> WRITTEN TASK
How many lines of the records below contain the word "JSON"? Answer with the number alone.

> STORED ROWS

★ ★ ★ ★ ★ ★ ★

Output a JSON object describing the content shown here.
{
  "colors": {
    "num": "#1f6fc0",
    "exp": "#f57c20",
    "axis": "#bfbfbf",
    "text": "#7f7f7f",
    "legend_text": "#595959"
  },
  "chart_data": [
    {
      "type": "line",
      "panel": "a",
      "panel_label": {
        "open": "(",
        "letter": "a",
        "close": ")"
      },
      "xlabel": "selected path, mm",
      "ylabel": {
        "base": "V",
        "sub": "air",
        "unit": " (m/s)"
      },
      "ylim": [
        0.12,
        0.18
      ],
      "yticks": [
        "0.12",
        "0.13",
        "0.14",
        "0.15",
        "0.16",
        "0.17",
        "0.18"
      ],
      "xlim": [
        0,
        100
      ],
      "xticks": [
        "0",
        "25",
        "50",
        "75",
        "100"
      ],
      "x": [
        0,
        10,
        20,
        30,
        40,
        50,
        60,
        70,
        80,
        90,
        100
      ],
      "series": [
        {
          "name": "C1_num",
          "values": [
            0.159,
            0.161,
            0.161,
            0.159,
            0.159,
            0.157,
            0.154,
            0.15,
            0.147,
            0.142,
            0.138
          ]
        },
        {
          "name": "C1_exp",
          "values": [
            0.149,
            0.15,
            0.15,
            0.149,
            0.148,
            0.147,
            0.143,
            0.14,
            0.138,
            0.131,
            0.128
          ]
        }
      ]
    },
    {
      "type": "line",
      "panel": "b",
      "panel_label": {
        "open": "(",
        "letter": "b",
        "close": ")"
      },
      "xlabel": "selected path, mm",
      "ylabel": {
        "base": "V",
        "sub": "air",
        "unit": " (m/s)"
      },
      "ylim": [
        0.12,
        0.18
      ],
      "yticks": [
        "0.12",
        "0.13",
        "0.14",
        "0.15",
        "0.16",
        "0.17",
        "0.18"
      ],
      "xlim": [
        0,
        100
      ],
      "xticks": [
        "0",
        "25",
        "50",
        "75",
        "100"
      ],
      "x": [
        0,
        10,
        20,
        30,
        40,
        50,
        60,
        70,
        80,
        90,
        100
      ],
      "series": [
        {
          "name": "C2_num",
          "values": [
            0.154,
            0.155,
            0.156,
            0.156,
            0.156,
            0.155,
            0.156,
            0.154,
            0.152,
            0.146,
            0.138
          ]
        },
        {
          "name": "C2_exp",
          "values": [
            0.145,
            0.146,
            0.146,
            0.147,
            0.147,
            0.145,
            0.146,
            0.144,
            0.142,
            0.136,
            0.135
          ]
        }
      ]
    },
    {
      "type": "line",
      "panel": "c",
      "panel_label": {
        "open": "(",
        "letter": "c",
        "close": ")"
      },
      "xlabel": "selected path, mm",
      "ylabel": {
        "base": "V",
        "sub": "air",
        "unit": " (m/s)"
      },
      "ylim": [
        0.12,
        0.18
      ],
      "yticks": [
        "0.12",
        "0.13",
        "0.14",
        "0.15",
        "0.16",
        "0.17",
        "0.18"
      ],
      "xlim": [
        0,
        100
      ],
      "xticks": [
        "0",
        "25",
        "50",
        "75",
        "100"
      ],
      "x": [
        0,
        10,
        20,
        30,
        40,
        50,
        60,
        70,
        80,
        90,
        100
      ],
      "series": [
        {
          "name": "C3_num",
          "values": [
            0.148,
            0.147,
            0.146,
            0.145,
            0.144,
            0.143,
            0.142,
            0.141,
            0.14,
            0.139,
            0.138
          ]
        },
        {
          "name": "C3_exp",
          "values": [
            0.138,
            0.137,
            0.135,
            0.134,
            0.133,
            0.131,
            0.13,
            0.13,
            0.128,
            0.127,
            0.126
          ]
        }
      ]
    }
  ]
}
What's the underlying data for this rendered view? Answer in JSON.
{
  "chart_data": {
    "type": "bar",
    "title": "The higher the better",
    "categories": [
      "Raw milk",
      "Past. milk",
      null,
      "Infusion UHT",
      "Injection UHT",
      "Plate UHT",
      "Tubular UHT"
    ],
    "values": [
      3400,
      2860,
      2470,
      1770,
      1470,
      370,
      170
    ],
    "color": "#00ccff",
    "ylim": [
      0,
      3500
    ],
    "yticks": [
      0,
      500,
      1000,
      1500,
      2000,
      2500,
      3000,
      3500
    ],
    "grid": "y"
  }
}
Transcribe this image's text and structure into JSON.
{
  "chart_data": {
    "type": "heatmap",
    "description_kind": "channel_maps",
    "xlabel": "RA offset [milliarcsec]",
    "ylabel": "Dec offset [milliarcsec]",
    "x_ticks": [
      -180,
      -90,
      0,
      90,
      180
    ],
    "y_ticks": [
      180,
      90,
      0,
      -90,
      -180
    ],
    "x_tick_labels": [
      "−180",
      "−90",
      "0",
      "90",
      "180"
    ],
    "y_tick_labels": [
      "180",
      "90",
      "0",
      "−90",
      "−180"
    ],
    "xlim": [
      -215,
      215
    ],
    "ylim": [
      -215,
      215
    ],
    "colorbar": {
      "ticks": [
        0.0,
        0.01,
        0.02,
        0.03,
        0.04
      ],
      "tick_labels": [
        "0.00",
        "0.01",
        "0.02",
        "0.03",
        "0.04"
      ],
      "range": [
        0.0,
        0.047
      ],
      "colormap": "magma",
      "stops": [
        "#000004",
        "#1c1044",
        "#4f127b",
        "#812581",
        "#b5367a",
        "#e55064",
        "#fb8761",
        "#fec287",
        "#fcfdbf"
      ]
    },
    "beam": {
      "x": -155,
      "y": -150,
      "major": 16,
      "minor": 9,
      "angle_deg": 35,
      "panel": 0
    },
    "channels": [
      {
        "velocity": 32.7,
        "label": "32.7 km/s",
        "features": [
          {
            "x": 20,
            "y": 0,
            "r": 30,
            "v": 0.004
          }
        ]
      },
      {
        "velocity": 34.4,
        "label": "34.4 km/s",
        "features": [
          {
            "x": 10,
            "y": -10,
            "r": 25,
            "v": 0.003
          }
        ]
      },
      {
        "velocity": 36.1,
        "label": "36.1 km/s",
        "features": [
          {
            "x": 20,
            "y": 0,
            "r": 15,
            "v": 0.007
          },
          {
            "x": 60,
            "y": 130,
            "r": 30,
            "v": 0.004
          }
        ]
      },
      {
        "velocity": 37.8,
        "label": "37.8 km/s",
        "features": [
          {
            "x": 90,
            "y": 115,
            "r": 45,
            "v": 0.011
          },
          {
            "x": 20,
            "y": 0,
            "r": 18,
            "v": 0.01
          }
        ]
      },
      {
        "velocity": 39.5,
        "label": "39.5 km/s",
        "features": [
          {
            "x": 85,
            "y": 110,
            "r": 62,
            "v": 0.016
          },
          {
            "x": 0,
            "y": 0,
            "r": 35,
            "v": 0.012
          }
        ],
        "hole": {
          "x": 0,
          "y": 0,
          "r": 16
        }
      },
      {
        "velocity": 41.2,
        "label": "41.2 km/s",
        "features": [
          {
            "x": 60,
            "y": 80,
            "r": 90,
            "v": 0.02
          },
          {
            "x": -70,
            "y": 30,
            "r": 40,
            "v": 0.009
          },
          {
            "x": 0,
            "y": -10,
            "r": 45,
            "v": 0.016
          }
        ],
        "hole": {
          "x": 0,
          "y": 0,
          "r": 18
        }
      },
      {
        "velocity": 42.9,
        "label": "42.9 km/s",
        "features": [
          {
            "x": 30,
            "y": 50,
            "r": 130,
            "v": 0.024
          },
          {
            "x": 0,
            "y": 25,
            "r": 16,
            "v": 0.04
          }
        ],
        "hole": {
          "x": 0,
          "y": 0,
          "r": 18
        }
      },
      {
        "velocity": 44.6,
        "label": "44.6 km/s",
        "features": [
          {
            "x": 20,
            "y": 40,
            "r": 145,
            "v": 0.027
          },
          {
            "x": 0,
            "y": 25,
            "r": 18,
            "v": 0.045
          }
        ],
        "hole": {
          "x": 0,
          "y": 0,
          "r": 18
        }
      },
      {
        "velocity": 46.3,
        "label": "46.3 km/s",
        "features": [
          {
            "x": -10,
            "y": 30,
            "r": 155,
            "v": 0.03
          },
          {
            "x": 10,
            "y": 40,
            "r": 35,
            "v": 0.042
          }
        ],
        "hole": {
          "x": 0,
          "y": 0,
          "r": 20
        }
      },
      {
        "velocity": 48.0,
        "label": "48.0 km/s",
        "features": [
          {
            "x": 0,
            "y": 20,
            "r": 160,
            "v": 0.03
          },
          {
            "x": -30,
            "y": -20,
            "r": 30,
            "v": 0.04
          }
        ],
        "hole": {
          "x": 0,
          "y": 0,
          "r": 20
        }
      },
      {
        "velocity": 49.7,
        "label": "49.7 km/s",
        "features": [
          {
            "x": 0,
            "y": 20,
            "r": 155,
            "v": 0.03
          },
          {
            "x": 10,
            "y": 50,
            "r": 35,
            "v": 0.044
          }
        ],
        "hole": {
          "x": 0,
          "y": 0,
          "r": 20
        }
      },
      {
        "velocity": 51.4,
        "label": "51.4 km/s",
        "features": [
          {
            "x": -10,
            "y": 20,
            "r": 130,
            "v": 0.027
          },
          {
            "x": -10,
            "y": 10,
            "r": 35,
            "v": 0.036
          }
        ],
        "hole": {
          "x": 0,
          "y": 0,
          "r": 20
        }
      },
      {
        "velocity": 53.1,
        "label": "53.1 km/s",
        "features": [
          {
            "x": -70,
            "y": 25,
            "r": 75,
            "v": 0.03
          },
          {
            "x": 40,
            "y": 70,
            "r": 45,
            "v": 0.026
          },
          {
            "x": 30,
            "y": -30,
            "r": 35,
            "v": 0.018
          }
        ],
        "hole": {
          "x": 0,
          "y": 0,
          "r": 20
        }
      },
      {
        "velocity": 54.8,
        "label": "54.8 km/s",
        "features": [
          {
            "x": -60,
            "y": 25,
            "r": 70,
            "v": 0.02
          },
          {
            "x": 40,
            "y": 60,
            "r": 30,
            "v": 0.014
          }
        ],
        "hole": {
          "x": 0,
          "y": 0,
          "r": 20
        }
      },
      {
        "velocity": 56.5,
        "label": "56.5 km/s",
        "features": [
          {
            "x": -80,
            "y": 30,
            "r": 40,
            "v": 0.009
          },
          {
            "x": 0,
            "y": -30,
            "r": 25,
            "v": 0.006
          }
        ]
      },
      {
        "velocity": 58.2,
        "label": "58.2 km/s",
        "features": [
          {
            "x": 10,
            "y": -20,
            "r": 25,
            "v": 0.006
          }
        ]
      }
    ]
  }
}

★ ★ ★ ★ ★ ★ ★

> EXPECTED ANSWER
3